Work to do
Retype each record shown below, leaving every character as it is.
# Data shown start
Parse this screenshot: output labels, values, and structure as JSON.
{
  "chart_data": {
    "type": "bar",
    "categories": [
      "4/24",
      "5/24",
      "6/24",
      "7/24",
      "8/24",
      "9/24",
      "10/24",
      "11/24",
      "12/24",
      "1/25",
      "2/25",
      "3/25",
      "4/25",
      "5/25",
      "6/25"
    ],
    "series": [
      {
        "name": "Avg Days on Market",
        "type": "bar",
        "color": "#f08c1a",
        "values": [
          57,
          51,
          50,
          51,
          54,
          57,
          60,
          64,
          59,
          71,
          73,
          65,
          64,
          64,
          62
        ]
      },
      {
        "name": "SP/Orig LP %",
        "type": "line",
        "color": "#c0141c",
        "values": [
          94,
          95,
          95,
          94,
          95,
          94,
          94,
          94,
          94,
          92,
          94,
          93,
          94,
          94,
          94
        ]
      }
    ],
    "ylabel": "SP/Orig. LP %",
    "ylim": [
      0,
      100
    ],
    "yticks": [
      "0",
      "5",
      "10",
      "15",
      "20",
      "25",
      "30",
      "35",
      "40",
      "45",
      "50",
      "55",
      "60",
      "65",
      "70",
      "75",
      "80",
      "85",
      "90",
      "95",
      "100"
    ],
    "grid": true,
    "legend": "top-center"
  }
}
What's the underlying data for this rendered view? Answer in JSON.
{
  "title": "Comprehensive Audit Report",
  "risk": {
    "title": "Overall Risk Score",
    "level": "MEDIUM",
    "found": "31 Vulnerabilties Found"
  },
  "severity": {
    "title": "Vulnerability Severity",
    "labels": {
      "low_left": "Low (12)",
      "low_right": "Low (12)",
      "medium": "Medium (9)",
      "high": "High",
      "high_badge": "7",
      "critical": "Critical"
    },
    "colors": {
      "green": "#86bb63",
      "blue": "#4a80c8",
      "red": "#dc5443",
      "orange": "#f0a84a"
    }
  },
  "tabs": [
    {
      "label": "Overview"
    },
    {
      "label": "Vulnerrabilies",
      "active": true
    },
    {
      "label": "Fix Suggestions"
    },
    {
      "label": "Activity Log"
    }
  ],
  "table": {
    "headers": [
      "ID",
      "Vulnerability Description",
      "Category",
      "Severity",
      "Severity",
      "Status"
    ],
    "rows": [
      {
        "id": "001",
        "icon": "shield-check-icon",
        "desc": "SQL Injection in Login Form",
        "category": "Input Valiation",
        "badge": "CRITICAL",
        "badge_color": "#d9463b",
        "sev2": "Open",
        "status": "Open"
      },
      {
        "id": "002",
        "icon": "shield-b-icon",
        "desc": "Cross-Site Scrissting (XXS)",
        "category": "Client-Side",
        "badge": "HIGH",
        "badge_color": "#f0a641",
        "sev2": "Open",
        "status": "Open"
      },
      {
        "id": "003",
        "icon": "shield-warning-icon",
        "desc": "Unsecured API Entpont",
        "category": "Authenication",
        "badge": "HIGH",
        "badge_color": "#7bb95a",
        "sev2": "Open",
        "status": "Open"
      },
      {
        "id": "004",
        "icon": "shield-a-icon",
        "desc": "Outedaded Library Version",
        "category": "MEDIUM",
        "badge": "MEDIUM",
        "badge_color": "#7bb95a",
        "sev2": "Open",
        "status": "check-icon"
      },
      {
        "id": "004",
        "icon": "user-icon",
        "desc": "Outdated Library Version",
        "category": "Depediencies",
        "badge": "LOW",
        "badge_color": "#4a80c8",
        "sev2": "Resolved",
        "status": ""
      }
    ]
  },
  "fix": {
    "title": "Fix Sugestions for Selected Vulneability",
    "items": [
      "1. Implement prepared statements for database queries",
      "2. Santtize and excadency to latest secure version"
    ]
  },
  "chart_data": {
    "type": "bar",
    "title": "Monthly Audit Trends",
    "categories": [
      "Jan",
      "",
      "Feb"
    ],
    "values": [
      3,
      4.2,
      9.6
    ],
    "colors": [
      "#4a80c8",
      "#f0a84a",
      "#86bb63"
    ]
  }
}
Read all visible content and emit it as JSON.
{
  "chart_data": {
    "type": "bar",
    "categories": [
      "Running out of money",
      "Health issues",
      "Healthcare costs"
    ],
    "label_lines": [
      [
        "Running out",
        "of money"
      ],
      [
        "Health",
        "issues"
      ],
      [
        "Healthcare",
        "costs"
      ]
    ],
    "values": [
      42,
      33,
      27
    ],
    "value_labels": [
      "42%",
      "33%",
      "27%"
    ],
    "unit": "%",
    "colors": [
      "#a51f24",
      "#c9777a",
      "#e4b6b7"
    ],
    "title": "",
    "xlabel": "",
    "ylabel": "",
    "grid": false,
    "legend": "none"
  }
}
# Data shown end
Finished answer
Parse this screenshot: output labels, values, and structure as JSON.
{
  "chart_data": {
    "type": "bar",
    "categories": [
      "4/24",
      "5/24",
      "6/24",
      "7/24",
      "8/24",
      "9/24",
      "10/24",
      "11/24",
      "12/24",
      "1/25",
      "2/25",
      "3/25",
      "4/25",
      "5/25",
      "6/25"
    ],
    "series": [
      {
        "name": "Avg Days on Market",
        "type": "bar",
        "color": "#f08c1a",
        "values": [
          57,
          51,
          50,
          51,
          54,
          57,
          60,
          64,
          59,
          71,
          73,
          65,
          64,
          64,
          62
        ]
      },
      {
        "name": "SP/Orig LP %",
        "type": "line",
        "color": "#c0141c",
        "values": [
          94,
          95,
          95,
          94,
          95,
          94,
          94,
          94,
          94,
          92,
          94,
          93,
          94,
          94,
          94
        ]
      }
    ],
    "ylabel": "SP/Orig. LP %",
    "ylim": [
      0,
      100
    ],
    "yticks": [
      "0",
      "5",
      "10",
      "15",
      "20",
      "25",
      "30",
      "35",
      "40",
      "45",
      "50",
      "55",
      "60",
      "65",
      "70",
      "75",
      "80",
      "85",
      "90",
      "95",
      "100"
    ],
    "grid": true,
    "legend": "top-center"
  }
}
What's the underlying data for this rendered view? Answer in JSON.
{
  "title": "Comprehensive Audit Report",
  "risk": {
    "title": "Overall Risk Score",
    "level": "MEDIUM",
    "found": "31 Vulnerabilties Found"
  },
  "severity": {
    "title": "Vulnerability Severity",
    "labels": {
      "low_left": "Low (12)",
      "low_right": "Low (12)",
      "medium": "Medium (9)",
      "high": "High",
      "high_badge": "7",
      "critical": "Critical"
    },
    "colors": {
      "green": "#86bb63",
      "blue": "#4a80c8",
      "red": "#dc5443",
      "orange": "#f0a84a"
    }
  },
  "tabs": [
    {
      "label": "Overview"
    },
    {
      "label": "Vulnerrabilies",
      "active": true
    },
    {
      "label": "Fix Suggestions"
    },
    {
      "label": "Activity Log"
    }
  ],
  "table": {
    "headers": [
      "ID",
      "Vulnerability Description",
      "Category",
      "Severity",
      "Severity",
      "Status"
    ],
    "rows": [
      {
        "id": "001",
        "icon": "shield-check-icon",
        "desc": "SQL Injection in Login Form",
        "category": "Input Valiation",
        "badge": "CRITICAL",
        "badge_color": "#d9463b",
        "sev2": "Open",
        "status": "Open"
      },
      {
        "id": "002",
        "icon": "shield-b-icon",
        "desc": "Cross-Site Scrissting (XXS)",
        "category": "Client-Side",
        "badge": "HIGH",
        "badge_color": "#f0a641",
        "sev2": "Open",
        "status": "Open"
      },
      {
        "id": "003",
        "icon": "shield-warning-icon",
        "desc": "Unsecured API Entpont",
        "category": "Authenication",
        "badge": "HIGH",
        "badge_color": "#7bb95a",
        "sev2": "Open",
        "status": "Open"
      },
      {
        "id": "004",
        "icon": "shield-a-icon",
        "desc": "Outedaded Library Version",
        "category": "MEDIUM",
        "badge": "MEDIUM",
        "badge_color": "#7bb95a",
        "sev2": "Open",
        "status": "check-icon"
      },
      {
        "id": "004",
        "icon": "user-icon",
        "desc": "Outdated Library Version",
        "category": "Depediencies",
        "badge": "LOW",
        "badge_color": "#4a80c8",
        "sev2": "Resolved",
        "status": ""
      }
    ]
  },
  "fix": {
    "title": "Fix Sugestions for Selected Vulneability",
    "items": [
      "1. Implement prepared statements for database queries",
      "2. Santtize and excadency to latest secure version"
    ]
  },
  "chart_data": {
    "type": "bar",
    "title": "Monthly Audit Trends",
    "categories": [
      "Jan",
      "",
      "Feb"
    ],
    "values": [
      3,
      4.2,
      9.6
    ],
    "colors": [
      "#4a80c8",
      "#f0a84a",
      "#86bb63"
    ]
  }
}
Read all visible content and emit it as JSON.
{
  "chart_data": {
    "type": "bar",
    "categories": [
      "Running out of money",
      "Health issues",
      "Healthcare costs"
    ],
    "label_lines": [
      [
        "Running out",
        "of money"
      ],
      [
        "Health",
        "issues"
      ],
      [
        "Healthcare",
        "costs"
      ]
    ],
    "values": [
      42,
      33,
      27
    ],
    "value_labels": [
      "42%",
      "33%",
      "27%"
    ],
    "unit": "%",
    "colors": [
      "#a51f24",
      "#c9777a",
      "#e4b6b7"
    ],
    "title": "",
    "xlabel": "",
    "ylabel": "",
    "grid": false,
    "legend": "none"
  }
}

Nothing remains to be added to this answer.